Locate each line below that includes "produced" and reproduce it.

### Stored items
----

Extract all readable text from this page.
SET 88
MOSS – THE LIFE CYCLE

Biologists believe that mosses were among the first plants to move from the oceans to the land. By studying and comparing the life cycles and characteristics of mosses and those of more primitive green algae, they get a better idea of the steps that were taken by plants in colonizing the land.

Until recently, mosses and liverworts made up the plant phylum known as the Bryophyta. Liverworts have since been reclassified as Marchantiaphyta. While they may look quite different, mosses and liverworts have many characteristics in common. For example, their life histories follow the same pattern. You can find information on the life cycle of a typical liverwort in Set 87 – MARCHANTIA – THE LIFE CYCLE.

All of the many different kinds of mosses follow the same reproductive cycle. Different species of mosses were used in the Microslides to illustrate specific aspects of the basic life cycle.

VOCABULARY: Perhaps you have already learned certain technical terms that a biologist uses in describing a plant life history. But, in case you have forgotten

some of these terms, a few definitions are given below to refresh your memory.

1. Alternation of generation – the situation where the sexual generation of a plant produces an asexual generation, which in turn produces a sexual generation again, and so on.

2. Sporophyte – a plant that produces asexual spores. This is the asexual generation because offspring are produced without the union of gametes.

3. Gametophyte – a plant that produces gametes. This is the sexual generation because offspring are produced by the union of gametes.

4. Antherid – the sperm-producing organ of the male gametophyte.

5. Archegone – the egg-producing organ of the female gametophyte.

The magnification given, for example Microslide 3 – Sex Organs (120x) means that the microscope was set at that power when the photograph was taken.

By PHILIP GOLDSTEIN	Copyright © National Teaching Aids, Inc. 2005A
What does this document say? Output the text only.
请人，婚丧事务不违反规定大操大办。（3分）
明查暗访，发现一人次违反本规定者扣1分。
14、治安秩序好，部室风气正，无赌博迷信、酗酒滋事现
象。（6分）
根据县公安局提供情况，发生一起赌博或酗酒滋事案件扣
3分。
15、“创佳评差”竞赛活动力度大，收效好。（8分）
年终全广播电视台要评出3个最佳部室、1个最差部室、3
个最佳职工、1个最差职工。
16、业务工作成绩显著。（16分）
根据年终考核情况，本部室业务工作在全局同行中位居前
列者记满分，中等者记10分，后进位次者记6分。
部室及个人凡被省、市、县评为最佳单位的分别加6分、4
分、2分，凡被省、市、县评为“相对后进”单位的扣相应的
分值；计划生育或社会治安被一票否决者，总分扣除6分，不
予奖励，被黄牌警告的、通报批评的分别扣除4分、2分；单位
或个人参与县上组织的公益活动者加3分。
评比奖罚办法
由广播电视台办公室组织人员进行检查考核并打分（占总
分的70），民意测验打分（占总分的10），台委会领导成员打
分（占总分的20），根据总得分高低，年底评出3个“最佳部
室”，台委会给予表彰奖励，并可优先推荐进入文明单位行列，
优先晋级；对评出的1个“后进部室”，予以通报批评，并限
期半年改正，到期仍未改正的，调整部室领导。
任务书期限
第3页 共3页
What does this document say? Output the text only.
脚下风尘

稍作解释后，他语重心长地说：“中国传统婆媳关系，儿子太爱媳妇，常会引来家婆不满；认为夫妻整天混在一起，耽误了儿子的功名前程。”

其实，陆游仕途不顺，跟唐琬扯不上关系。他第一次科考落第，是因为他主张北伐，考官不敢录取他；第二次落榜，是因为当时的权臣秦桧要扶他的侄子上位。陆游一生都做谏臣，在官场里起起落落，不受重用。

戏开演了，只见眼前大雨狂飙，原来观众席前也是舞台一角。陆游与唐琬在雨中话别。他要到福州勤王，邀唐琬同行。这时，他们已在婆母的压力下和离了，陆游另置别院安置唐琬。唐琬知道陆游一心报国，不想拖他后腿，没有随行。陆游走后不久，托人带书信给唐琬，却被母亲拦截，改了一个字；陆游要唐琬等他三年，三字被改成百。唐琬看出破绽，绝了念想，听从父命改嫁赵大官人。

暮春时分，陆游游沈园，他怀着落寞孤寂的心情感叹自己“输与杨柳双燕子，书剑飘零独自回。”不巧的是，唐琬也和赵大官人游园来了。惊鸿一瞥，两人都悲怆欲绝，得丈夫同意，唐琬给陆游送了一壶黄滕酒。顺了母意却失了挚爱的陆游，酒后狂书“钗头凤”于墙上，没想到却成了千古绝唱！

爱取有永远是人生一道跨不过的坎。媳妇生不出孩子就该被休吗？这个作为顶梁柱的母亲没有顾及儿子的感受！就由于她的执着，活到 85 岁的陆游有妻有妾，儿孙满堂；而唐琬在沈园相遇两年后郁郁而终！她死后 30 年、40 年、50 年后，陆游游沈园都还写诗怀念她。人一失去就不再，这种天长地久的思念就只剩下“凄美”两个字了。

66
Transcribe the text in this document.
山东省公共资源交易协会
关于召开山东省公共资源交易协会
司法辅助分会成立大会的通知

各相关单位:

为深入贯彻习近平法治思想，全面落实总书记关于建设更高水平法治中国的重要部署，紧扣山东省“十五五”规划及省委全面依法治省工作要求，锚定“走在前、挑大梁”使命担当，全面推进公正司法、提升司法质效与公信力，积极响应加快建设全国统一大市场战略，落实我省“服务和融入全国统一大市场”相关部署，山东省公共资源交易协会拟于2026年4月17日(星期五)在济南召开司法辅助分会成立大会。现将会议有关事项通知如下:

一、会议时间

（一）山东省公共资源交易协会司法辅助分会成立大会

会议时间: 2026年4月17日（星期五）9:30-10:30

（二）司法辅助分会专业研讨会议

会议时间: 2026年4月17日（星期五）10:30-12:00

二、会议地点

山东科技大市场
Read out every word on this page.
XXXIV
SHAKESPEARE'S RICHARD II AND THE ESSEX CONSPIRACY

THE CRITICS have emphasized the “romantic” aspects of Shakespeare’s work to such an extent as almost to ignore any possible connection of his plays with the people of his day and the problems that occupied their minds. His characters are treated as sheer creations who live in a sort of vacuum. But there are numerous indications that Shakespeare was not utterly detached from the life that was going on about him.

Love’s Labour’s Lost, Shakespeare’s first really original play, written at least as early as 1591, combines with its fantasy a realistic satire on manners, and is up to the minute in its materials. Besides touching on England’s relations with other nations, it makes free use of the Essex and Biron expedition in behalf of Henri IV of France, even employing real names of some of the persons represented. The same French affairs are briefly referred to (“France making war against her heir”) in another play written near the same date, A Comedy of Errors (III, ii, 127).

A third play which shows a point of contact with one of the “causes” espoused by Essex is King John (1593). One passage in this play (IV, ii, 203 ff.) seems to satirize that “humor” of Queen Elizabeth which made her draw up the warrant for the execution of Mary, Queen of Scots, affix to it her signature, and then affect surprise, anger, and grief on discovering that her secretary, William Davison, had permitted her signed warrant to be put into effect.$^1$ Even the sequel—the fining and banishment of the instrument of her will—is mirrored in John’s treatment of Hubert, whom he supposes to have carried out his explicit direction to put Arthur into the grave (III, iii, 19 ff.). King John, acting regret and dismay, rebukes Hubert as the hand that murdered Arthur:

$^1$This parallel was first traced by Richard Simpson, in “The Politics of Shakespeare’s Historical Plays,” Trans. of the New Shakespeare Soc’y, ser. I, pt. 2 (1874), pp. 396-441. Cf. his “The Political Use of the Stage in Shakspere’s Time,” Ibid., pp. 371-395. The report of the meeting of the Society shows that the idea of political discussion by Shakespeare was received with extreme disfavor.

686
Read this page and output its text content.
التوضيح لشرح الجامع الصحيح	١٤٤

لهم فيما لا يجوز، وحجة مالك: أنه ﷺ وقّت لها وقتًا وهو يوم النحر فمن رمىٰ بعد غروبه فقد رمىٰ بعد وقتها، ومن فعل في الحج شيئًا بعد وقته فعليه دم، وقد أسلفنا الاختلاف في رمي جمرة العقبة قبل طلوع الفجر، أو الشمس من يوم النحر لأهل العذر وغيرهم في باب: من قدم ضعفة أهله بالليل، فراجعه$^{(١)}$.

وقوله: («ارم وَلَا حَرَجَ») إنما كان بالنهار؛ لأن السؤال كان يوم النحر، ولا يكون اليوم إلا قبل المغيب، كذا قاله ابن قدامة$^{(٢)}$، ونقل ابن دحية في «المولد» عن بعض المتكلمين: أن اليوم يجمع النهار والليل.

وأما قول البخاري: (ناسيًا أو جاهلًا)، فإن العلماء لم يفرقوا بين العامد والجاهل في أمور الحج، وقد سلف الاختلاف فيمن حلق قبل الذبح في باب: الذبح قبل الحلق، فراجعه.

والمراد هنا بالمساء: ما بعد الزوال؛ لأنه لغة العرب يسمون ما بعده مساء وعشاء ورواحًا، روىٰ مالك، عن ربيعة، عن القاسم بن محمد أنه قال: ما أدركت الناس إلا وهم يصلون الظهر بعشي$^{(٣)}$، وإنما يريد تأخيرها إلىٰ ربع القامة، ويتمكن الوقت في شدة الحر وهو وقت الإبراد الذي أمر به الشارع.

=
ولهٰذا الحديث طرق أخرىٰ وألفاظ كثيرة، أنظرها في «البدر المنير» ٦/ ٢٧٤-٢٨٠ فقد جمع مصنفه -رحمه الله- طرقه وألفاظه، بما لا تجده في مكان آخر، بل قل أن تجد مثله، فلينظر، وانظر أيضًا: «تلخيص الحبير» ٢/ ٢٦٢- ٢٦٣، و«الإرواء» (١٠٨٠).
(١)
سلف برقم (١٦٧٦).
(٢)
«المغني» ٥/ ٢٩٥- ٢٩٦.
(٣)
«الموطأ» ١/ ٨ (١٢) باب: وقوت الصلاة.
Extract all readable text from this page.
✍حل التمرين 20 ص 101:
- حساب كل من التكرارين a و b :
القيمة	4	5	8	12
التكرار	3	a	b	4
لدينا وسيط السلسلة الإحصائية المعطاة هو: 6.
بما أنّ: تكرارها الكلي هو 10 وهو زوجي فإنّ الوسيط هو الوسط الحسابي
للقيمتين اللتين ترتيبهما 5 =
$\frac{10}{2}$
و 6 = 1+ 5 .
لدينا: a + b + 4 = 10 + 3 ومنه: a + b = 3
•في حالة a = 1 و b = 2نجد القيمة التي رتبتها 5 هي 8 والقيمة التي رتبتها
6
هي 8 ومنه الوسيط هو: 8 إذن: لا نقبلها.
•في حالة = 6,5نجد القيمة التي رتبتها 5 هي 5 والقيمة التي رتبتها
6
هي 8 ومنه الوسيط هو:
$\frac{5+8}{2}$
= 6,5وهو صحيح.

----

### Exercise answer
2. Sporophyte – a plant that produces asexual spores. This is the asexual generation because offspring are produced without the union of gametes.
3. Gametophyte – a plant that produces gametes. This is the sexual generation because offspring are produced by the union of gametes.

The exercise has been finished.